### ENTRIES PROVIDED:
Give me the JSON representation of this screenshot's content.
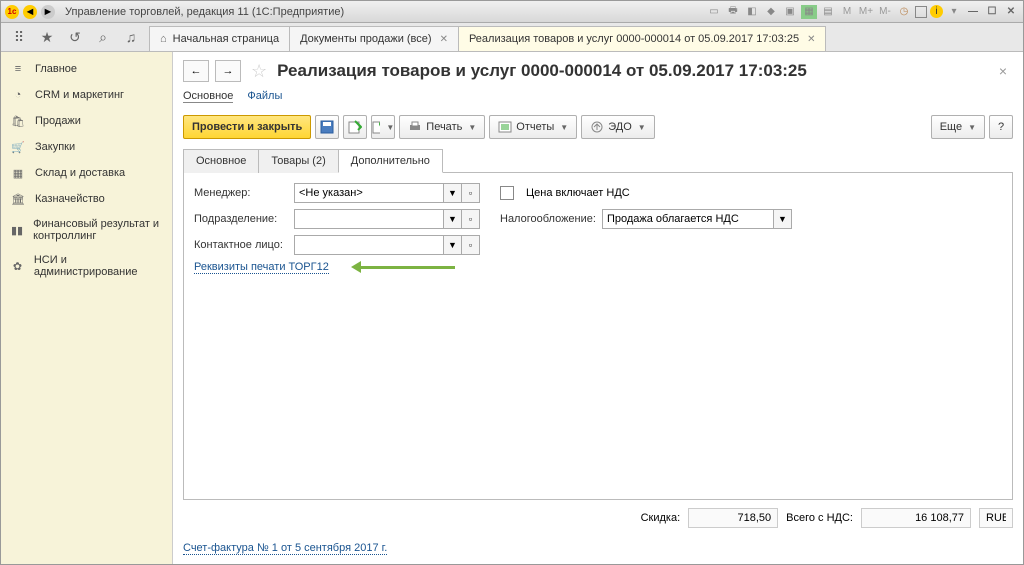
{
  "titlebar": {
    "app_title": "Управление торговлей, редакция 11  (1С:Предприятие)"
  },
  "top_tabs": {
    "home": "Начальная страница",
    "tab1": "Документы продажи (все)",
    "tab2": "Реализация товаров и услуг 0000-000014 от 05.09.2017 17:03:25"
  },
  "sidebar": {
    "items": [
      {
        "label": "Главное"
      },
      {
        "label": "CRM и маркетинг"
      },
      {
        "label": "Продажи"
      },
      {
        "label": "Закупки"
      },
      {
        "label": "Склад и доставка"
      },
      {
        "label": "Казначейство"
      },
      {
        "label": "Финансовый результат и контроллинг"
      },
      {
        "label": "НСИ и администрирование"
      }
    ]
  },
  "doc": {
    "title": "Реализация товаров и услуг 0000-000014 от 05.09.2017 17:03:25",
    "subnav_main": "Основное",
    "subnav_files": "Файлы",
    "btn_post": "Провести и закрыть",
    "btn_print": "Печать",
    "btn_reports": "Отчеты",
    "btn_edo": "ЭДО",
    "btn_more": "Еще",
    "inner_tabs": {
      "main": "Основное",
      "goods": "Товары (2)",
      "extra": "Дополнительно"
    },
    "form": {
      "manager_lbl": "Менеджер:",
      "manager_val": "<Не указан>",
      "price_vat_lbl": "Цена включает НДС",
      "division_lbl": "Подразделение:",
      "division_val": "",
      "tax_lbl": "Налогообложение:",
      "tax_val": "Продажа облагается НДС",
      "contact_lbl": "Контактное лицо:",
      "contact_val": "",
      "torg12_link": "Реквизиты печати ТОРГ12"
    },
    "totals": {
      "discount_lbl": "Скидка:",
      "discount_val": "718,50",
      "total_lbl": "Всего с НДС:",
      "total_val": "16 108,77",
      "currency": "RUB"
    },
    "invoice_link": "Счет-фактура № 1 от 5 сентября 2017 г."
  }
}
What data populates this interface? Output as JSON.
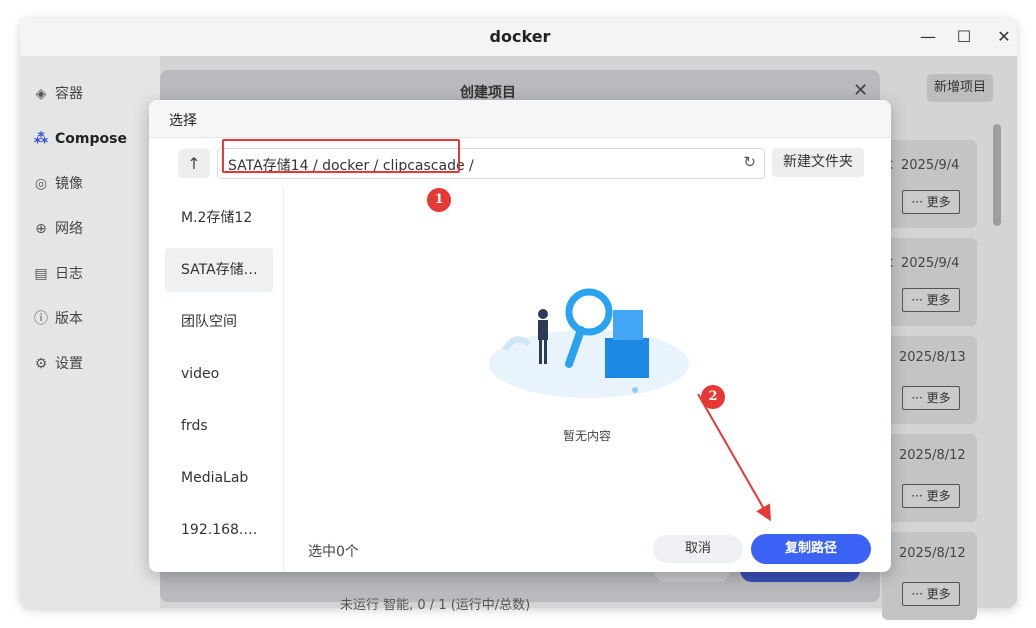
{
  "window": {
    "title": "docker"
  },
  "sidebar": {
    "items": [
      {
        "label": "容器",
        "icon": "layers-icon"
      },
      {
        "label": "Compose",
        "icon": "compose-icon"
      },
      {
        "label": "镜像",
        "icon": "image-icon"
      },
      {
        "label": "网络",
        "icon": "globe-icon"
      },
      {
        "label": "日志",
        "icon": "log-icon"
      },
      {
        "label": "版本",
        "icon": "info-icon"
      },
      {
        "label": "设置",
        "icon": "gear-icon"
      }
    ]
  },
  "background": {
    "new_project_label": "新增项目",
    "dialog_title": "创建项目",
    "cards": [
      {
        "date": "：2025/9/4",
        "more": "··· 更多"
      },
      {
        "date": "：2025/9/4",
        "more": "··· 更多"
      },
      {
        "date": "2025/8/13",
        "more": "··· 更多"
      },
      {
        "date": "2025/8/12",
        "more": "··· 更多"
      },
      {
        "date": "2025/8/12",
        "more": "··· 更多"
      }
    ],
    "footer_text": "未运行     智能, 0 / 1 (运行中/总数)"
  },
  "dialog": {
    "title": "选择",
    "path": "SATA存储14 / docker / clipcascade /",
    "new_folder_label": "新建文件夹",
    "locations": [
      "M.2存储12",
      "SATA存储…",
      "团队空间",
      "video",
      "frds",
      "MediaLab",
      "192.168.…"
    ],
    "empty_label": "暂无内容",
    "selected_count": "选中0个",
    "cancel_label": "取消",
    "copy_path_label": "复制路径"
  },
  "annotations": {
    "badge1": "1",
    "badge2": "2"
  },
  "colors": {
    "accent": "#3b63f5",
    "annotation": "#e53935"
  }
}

...

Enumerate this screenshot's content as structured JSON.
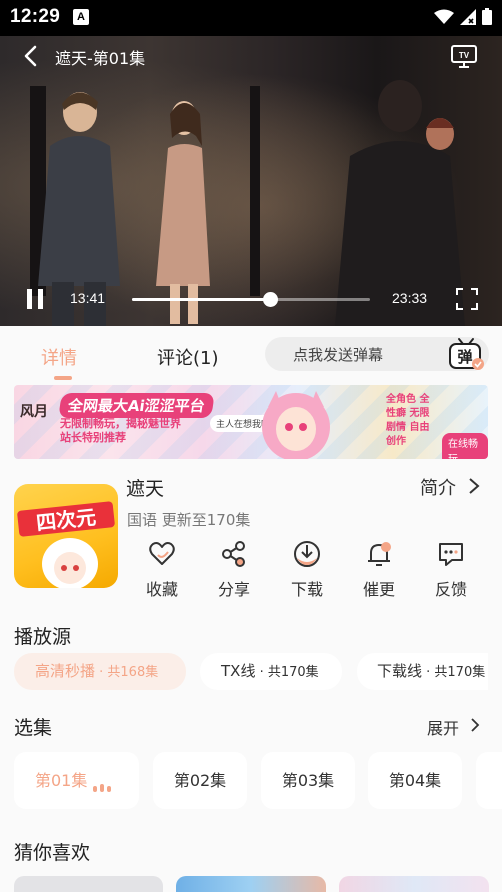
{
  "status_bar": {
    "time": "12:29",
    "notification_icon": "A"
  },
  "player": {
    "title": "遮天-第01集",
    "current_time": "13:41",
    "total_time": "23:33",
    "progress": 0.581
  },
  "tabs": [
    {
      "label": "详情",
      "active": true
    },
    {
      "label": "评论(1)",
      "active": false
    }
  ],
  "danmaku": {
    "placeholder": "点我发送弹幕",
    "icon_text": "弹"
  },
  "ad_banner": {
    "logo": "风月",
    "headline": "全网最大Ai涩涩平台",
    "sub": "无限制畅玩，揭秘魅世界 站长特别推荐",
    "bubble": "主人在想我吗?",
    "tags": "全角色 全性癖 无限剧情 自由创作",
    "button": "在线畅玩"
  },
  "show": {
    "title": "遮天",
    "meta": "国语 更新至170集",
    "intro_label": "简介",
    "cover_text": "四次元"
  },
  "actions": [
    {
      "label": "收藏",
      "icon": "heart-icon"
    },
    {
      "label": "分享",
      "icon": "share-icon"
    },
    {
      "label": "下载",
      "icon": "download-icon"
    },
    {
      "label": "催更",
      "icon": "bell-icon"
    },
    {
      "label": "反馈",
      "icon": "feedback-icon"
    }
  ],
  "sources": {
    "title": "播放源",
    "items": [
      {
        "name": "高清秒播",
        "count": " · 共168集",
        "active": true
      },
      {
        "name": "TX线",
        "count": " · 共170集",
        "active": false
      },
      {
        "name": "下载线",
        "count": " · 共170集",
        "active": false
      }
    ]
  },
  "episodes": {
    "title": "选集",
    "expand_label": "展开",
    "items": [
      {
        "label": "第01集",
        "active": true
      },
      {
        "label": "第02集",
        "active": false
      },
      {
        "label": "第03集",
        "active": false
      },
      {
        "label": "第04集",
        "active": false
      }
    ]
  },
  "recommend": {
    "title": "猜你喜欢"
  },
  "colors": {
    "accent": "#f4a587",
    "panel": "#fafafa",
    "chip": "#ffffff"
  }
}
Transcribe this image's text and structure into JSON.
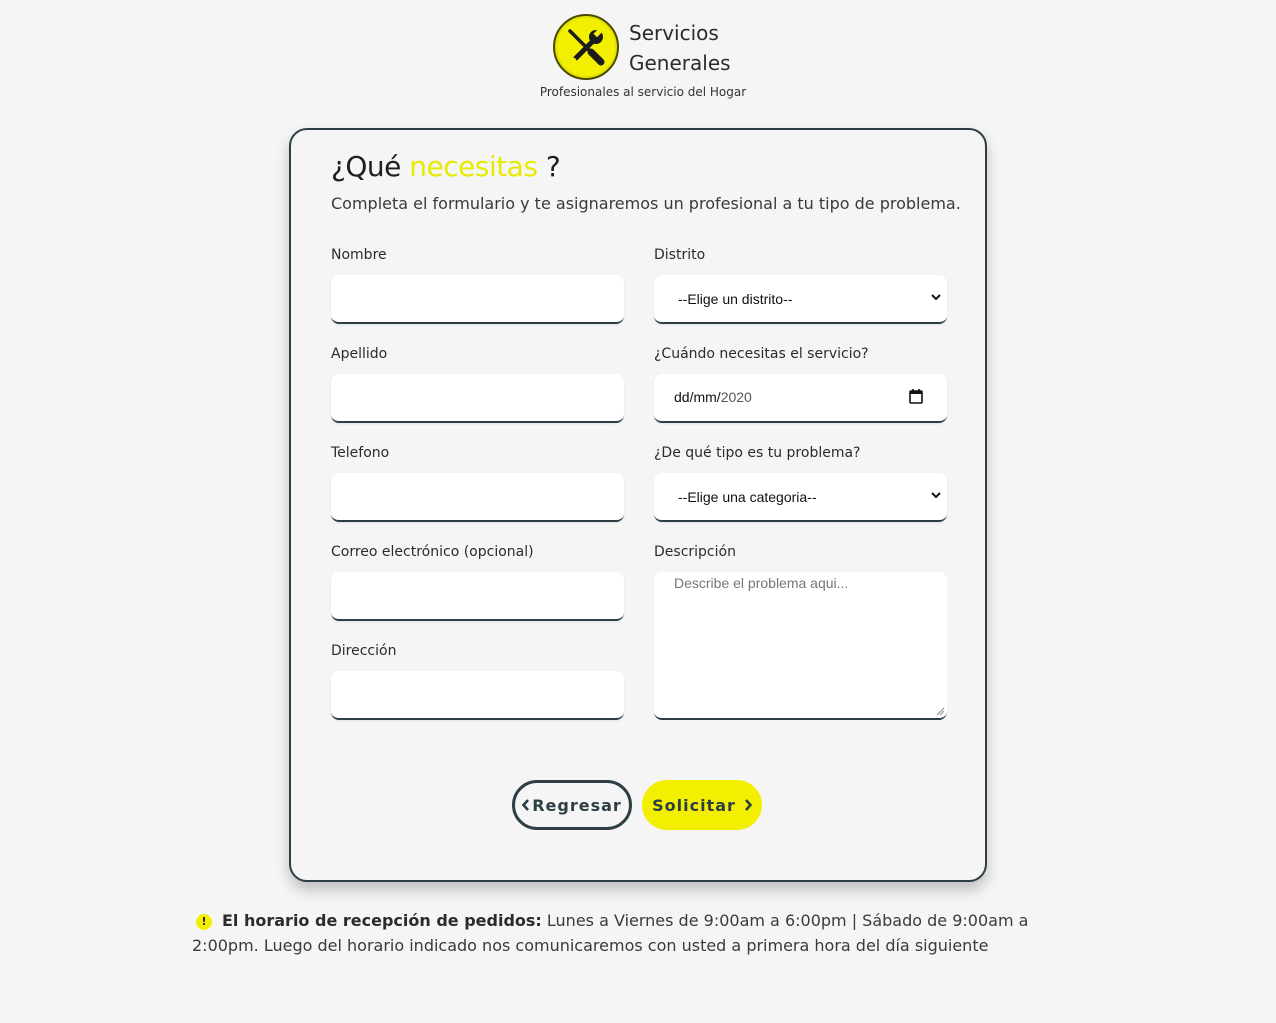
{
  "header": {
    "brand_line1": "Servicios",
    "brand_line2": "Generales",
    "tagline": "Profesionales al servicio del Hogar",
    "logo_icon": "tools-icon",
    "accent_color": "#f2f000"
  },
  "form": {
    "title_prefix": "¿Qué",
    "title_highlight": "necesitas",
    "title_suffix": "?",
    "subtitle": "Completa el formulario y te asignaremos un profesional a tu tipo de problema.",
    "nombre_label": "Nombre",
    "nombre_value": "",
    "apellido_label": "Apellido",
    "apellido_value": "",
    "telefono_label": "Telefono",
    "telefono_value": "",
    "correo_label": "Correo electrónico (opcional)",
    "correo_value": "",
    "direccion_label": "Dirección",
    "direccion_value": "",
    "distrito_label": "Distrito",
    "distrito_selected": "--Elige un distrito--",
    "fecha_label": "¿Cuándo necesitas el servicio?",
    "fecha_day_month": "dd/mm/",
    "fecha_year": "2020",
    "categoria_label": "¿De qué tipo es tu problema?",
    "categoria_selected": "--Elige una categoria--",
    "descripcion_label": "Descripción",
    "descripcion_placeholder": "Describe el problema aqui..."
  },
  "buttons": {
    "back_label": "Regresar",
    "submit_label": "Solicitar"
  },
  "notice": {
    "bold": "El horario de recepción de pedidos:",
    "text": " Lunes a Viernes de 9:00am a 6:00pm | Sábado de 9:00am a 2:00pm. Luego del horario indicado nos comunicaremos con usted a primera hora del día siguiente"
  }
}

### TASK:
Read through the lines above and collect those that contain the string "screenshot".

### SOLUTION BELOW:
Give me the JSON representation of this screenshot's content.
Enumerate this screenshot's content as structured JSON.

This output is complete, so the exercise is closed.